EXTRACTED TEXT ::

The next block of the classification process (see Fig. 11) is the sunflower node detection. Vegetal matter is segmented using a multi-spectral quadtree algorithm, to identify large square areas belonging to the same leaf (see Fig. 12(c)). The four bands and the derived NDVI layer are considered as inputs for this quadtree based segmentation. A large scale parameter (in an order of 25000 variations of colour) is required to obtain large squares that point to the most relevant leaves of the plants of interest. The scale parameter is an important element when performing segmentation in remote sensing, and its correct estimation is the subject of study in several articles (Drăguţ et al., 2014; Yang et al., 2019; El-naggar, 2018). The input images have a colour depth of 16 bits (65536 values). To obtain a multi-spectral quadtree segmentation result adjusted to the size of the sunflower leaves, an average variation of 7.5% (5000 colour variations on average in each of the 5 layers used) of the colour in each band has been estimated. Since there are 5000 possible variations on average in each of the 5 layers, the considered scale parameter has been 25000.

The next step consists of marking as sunflowers the previously obtained clusters because of their size, shape and luminosity level. The best cluster candidates to be sunflower leaves are large, almost perfectly shaped squares with a high level of luminosity in the NIR band. This step focuses on the NIR band because it is the brightest band and this allows to better identify the most developed and descriptive leaves to classify a sunflower plant.

The two factors for classifying these clusters as sunflowers have been luminosity level per size of cluster and compactness. Figure 12(d) shows the nodes marked as sunflowers.

The last block of the classification process (see Fig. 11) is based on a region growing algorithm. The region growing algorithm uses potential square-shaped clusters that can be part of the same leaf. To identify potential candidates to grow, a derived layer called Diff_RED_NIR is computed by adding the mean difference to neighbour clusters in RED and NIR bands. The objective of this new layer is to identify square-shaped clusters with similar values in the RED and NIR layers.

MATERIAL PROVIDED ::
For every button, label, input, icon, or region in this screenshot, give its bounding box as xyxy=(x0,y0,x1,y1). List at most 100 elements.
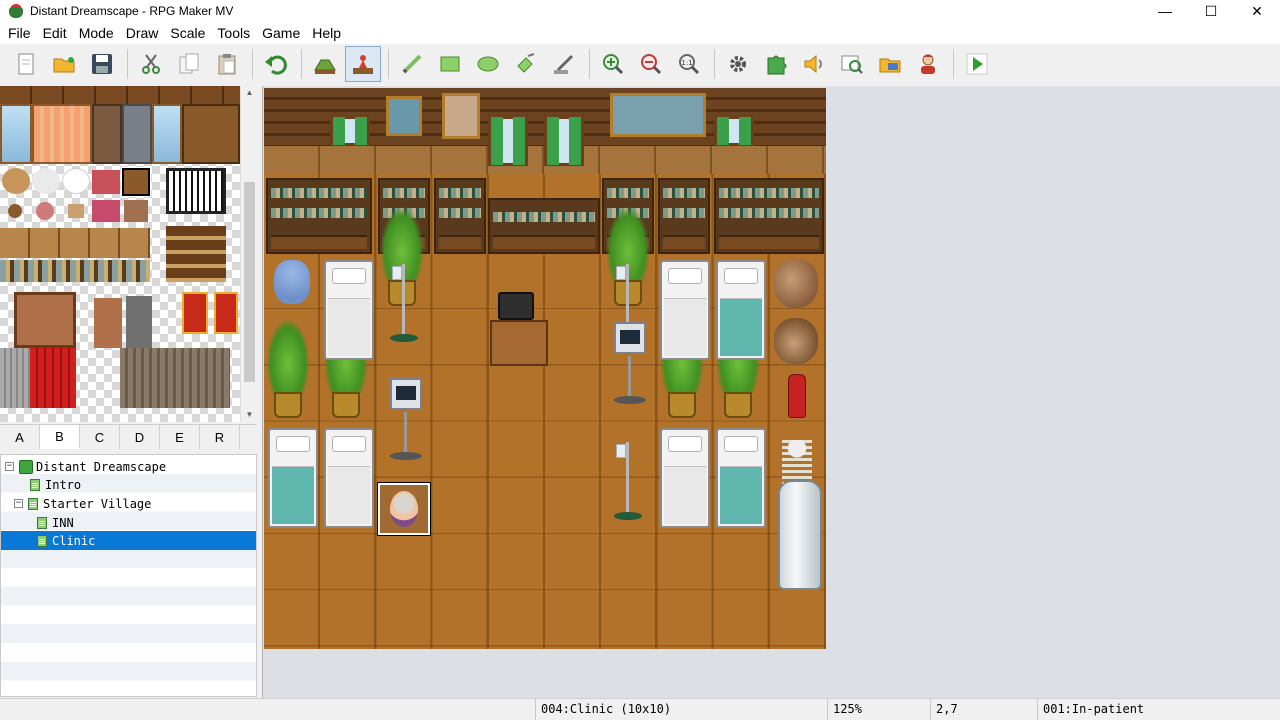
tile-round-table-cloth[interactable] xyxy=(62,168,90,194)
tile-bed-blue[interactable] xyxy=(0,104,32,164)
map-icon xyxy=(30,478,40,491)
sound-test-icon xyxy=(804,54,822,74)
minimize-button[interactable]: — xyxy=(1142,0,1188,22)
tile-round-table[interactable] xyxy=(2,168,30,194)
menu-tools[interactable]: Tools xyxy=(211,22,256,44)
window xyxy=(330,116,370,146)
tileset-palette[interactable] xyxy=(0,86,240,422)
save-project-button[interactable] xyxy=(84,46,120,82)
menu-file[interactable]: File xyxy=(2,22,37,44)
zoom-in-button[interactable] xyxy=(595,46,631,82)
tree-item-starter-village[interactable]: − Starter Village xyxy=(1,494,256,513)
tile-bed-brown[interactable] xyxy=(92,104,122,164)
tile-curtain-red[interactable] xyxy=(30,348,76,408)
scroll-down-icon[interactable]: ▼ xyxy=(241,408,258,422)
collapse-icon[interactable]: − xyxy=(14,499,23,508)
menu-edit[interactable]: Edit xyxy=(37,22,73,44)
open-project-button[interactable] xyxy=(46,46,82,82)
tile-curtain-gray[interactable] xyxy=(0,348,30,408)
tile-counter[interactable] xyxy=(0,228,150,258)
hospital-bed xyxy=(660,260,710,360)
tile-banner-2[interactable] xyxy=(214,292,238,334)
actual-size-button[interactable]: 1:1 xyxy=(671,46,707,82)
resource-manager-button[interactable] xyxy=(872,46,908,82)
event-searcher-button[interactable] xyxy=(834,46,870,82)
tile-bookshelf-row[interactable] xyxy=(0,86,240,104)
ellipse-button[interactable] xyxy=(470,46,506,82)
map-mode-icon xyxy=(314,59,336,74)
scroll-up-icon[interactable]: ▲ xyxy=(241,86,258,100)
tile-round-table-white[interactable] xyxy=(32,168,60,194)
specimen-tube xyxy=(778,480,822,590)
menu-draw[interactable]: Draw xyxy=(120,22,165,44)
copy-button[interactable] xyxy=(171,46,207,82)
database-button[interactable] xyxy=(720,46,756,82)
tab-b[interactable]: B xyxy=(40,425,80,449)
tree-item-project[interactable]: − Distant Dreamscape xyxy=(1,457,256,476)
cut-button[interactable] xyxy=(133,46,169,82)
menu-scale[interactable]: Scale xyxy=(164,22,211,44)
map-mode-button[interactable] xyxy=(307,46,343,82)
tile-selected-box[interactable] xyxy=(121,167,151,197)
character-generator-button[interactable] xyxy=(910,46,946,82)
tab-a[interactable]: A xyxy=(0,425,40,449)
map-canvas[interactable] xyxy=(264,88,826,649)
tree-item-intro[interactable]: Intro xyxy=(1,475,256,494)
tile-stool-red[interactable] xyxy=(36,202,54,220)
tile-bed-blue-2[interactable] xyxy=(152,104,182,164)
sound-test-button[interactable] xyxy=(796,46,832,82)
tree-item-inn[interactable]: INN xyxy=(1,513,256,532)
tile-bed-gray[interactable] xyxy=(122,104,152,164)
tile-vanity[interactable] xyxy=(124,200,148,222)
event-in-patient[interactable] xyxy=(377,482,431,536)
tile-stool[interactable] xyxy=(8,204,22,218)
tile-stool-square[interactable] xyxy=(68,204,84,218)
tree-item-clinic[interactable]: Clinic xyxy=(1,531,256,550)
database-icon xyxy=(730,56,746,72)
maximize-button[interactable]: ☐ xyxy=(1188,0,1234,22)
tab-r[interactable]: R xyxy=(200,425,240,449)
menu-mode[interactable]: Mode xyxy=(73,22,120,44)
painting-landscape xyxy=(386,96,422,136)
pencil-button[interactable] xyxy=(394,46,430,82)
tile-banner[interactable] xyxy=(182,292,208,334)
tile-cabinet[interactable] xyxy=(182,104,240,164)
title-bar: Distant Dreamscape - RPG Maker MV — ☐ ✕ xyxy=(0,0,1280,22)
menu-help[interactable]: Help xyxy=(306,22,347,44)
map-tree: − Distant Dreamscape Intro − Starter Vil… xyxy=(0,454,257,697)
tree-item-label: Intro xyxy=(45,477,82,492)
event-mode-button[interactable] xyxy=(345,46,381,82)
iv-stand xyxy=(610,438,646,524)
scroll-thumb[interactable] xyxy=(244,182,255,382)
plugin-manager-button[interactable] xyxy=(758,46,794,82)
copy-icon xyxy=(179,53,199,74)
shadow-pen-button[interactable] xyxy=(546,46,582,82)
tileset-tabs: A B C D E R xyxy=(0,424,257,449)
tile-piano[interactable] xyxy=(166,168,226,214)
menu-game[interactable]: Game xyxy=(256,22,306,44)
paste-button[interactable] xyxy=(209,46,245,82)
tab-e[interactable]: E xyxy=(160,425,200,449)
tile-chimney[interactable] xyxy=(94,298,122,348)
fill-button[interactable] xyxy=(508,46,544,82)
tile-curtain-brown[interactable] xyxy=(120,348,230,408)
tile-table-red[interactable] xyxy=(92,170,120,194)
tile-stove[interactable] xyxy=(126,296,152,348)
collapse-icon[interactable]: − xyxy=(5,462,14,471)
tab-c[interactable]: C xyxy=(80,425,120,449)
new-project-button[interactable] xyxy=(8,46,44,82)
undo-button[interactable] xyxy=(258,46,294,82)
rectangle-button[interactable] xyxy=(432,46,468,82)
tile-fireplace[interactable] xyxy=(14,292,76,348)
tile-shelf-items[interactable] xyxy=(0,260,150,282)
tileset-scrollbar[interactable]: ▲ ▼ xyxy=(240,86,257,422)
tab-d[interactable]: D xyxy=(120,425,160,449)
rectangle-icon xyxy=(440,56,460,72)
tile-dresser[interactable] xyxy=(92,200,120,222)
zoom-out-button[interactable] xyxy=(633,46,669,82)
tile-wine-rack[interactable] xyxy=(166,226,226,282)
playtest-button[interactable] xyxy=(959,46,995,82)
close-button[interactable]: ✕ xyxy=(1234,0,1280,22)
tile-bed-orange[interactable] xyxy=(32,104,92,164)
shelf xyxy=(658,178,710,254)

DIRECTIVE :: Write out, word for word, the section of the passage on sunflower node detection that opens with the words containing "The next step" and closes with "marked as sunflowers.".

EXERCISE SOLUTION ::
The next step consists of marking as sunflowers the previously obtained clusters because of their size, shape and luminosity level. The best cluster candidates to be sunflower leaves are large, almost perfectly shaped squares with a high level of luminosity in the NIR band. This step focuses on the NIR band because it is the brightest band and this allows to better identify the most developed and descriptive leaves to classify a sunflower plant.

The two factors for classifying these clusters as sunflowers have been luminosity level per size of cluster and compactness. Figure 12(d) shows the nodes marked as sunflowers.